• _Task goal_: Extract the full set of records, then give each one again exactly.

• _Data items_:
^^^^^^^^

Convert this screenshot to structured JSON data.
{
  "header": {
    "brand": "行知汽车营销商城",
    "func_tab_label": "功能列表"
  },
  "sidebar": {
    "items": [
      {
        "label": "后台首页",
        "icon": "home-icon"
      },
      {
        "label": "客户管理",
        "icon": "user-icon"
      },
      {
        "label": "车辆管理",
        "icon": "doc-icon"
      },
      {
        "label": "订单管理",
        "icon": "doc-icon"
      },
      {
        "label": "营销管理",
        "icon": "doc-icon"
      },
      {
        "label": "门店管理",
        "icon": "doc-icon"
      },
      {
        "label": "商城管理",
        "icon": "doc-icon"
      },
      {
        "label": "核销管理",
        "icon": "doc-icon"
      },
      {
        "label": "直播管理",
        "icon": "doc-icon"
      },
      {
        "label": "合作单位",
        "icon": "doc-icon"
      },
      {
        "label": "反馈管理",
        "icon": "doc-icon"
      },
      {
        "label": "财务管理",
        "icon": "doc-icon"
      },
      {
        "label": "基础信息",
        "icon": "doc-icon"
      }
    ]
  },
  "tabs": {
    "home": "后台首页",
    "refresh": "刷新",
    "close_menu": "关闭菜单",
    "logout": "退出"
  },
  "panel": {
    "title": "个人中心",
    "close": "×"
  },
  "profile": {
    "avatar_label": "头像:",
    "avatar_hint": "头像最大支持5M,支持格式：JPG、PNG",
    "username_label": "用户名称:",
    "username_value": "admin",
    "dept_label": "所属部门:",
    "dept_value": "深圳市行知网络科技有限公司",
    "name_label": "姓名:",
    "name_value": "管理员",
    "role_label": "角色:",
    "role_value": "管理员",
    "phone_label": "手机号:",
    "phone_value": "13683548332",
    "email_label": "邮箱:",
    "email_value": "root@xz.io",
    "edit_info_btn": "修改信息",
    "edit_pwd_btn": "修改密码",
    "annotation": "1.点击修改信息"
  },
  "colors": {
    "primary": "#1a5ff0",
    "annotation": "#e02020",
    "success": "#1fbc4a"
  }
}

^^^^^^^^

• _Response to this task_:
Convert this screenshot to structured JSON data.
{
  "header": {
    "brand": "行知汽车营销商城",
    "func_tab_label": "功能列表"
  },
  "sidebar": {
    "items": [
      {
        "label": "后台首页",
        "icon": "home-icon"
      },
      {
        "label": "客户管理",
        "icon": "user-icon"
      },
      {
        "label": "车辆管理",
        "icon": "doc-icon"
      },
      {
        "label": "订单管理",
        "icon": "doc-icon"
      },
      {
        "label": "营销管理",
        "icon": "doc-icon"
      },
      {
        "label": "门店管理",
        "icon": "doc-icon"
      },
      {
        "label": "商城管理",
        "icon": "doc-icon"
      },
      {
        "label": "核销管理",
        "icon": "doc-icon"
      },
      {
        "label": "直播管理",
        "icon": "doc-icon"
      },
      {
        "label": "合作单位",
        "icon": "doc-icon"
      },
      {
        "label": "反馈管理",
        "icon": "doc-icon"
      },
      {
        "label": "财务管理",
        "icon": "doc-icon"
      },
      {
        "label": "基础信息",
        "icon": "doc-icon"
      }
    ]
  },
  "tabs": {
    "home": "后台首页",
    "refresh": "刷新",
    "close_menu": "关闭菜单",
    "logout": "退出"
  },
  "panel": {
    "title": "个人中心",
    "close": "×"
  },
  "profile": {
    "avatar_label": "头像:",
    "avatar_hint": "头像最大支持5M,支持格式：JPG、PNG",
    "username_label": "用户名称:",
    "username_value": "admin",
    "dept_label": "所属部门:",
    "dept_value": "深圳市行知网络科技有限公司",
    "name_label": "姓名:",
    "name_value": "管理员",
    "role_label": "角色:",
    "role_value": "管理员",
    "phone_label": "手机号:",
    "phone_value": "13683548332",
    "email_label": "邮箱:",
    "email_value": "root@xz.io",
    "edit_info_btn": "修改信息",
    "edit_pwd_btn": "修改密码",
    "annotation": "1.点击修改信息"
  },
  "colors": {
    "primary": "#1a5ff0",
    "annotation": "#e02020",
    "success": "#1fbc4a"
  }
}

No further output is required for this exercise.